- THE PROBLEM: The line containing "Output a JSON" and every line after it, through the last, are to be extracted exactly; no other lines belong in the answer.

[Stored records]
────

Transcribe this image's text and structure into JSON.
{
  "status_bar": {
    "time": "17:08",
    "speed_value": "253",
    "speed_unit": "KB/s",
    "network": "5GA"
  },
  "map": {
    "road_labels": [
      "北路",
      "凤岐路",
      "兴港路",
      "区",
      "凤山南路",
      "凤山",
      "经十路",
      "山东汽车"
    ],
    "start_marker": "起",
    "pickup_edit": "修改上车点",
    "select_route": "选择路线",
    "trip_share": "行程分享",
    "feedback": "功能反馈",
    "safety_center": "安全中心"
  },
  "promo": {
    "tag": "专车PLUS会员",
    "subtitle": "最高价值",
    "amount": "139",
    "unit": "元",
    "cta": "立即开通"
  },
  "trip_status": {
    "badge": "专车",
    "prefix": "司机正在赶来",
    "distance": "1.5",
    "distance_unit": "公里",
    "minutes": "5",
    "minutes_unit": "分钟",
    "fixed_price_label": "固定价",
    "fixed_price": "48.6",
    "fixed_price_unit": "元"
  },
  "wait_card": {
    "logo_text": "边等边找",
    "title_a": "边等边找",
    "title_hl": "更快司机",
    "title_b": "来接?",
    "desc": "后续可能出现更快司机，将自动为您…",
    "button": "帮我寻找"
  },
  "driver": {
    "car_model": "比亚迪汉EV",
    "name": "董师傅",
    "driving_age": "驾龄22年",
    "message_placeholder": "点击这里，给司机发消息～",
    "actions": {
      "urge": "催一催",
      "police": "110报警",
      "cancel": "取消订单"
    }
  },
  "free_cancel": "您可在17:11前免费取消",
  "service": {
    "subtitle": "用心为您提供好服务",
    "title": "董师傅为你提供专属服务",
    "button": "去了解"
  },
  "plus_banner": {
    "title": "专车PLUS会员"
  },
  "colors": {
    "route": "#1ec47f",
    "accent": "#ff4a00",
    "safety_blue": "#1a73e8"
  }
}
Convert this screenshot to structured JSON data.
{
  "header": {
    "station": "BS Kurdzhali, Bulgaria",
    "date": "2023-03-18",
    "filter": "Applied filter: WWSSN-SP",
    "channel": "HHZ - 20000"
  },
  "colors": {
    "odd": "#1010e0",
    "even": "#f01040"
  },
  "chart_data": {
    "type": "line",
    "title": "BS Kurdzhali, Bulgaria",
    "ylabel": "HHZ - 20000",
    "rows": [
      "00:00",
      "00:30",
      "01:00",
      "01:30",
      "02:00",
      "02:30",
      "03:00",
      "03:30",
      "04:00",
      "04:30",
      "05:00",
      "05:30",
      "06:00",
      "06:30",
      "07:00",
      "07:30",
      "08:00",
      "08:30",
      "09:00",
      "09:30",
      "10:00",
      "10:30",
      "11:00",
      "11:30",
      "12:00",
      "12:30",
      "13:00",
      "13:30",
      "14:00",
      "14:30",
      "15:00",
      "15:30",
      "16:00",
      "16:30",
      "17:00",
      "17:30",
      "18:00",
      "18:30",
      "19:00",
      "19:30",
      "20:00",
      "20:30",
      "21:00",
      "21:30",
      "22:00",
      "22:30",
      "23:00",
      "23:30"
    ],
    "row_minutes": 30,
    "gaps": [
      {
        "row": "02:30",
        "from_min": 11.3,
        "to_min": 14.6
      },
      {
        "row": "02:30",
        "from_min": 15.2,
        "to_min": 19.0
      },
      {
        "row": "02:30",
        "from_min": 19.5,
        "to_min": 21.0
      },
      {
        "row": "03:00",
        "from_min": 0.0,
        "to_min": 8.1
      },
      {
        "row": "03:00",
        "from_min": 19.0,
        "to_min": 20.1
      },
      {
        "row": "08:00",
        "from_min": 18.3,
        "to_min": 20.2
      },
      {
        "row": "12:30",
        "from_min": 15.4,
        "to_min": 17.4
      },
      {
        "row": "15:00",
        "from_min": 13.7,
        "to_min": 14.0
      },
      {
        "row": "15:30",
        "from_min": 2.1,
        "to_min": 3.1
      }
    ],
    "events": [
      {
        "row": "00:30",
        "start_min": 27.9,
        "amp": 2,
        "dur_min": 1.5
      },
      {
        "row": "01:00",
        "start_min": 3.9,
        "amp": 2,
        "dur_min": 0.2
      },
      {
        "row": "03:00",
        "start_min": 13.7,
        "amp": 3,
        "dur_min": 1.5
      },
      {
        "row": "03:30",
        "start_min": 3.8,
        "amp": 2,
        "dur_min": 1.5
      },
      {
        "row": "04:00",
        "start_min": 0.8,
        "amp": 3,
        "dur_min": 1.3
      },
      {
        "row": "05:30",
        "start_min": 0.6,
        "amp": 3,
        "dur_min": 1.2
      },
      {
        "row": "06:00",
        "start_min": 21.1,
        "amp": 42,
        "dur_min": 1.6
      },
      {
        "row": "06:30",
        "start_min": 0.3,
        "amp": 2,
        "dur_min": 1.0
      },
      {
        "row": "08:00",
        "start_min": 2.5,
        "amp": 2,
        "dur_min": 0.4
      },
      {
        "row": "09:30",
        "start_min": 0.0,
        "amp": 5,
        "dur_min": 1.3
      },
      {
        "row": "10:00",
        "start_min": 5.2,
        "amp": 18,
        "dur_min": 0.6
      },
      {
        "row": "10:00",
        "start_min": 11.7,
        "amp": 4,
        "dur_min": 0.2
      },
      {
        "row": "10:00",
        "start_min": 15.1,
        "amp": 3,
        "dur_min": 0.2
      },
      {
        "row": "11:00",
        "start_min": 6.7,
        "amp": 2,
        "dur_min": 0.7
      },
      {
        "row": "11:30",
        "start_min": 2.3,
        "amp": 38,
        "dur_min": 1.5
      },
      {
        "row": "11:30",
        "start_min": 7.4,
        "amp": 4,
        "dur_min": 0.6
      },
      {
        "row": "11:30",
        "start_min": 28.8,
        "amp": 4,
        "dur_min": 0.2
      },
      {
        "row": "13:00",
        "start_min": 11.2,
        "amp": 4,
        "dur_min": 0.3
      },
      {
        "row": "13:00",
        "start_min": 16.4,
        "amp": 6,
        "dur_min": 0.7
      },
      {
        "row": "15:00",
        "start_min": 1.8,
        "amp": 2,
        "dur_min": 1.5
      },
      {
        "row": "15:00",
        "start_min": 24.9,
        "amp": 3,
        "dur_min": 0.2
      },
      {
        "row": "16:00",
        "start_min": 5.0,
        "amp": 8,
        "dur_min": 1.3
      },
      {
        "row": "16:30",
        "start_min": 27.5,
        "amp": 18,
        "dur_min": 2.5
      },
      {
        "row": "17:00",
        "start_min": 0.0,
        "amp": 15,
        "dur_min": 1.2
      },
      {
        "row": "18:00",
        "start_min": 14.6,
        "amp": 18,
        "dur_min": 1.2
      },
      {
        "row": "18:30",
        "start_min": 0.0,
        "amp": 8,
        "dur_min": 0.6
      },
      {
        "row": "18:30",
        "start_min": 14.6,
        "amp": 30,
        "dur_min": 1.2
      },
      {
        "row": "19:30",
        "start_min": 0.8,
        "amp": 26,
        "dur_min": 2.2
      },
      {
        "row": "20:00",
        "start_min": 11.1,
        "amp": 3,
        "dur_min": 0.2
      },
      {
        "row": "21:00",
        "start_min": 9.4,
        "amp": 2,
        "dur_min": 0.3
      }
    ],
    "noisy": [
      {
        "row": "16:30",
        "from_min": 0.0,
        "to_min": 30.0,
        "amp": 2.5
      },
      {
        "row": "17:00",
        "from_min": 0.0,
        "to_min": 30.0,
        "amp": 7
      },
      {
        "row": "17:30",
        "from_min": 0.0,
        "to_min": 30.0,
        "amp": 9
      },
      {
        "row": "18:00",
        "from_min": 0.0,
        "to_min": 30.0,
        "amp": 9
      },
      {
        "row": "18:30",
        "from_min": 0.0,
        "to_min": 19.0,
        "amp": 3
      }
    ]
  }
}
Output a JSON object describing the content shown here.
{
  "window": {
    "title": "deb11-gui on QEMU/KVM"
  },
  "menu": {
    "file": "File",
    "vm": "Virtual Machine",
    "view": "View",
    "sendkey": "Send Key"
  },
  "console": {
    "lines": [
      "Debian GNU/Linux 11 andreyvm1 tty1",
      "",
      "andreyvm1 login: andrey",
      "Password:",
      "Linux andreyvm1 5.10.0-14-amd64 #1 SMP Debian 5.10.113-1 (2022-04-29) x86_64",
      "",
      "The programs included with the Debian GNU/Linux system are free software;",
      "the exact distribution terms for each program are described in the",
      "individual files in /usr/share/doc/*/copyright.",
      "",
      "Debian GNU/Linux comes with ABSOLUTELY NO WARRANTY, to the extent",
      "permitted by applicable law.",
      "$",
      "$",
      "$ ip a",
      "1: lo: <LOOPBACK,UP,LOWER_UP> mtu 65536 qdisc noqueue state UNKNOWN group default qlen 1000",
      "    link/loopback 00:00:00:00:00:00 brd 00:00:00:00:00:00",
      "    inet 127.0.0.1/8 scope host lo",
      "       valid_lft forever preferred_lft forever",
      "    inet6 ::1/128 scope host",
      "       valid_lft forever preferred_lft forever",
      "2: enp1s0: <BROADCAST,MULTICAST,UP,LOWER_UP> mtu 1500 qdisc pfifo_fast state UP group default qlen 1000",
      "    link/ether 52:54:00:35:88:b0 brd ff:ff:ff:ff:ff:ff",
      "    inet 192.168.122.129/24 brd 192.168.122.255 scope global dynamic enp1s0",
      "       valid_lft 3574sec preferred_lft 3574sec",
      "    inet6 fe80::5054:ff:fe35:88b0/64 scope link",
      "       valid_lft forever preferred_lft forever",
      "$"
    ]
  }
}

────

- SOLUTION FOR THIS EXERCISE:
Output a JSON object describing the content shown here.
{
  "window": {
    "title": "deb11-gui on QEMU/KVM"
  },
  "menu": {
    "file": "File",
    "vm": "Virtual Machine",
    "view": "View",
    "sendkey": "Send Key"
  },
  "console": {
    "lines": [
      "Debian GNU/Linux 11 andreyvm1 tty1",
      "",
      "andreyvm1 login: andrey",
      "Password:",
      "Linux andreyvm1 5.10.0-14-amd64 #1 SMP Debian 5.10.113-1 (2022-04-29) x86_64",
      "",
      "The programs included with the Debian GNU/Linux system are free software;",
      "the exact distribution terms for each program are described in the",
      "individual files in /usr/share/doc/*/copyright.",
      "",
      "Debian GNU/Linux comes with ABSOLUTELY NO WARRANTY, to the extent",
      "permitted by applicable law.",
      "$",
      "$",
      "$ ip a",
      "1: lo: <LOOPBACK,UP,LOWER_UP> mtu 65536 qdisc noqueue state UNKNOWN group default qlen 1000",
      "    link/loopback 00:00:00:00:00:00 brd 00:00:00:00:00:00",
      "    inet 127.0.0.1/8 scope host lo",
      "       valid_lft forever preferred_lft forever",
      "    inet6 ::1/128 scope host",
      "       valid_lft forever preferred_lft forever",
      "2: enp1s0: <BROADCAST,MULTICAST,UP,LOWER_UP> mtu 1500 qdisc pfifo_fast state UP group default qlen 1000",
      "    link/ether 52:54:00:35:88:b0 brd ff:ff:ff:ff:ff:ff",
      "    inet 192.168.122.129/24 brd 192.168.122.255 scope global dynamic enp1s0",
      "       valid_lft 3574sec preferred_lft 3574sec",
      "    inet6 fe80::5054:ff:fe35:88b0/64 scope link",
      "       valid_lft forever preferred_lft forever",
      "$"
    ]
  }
}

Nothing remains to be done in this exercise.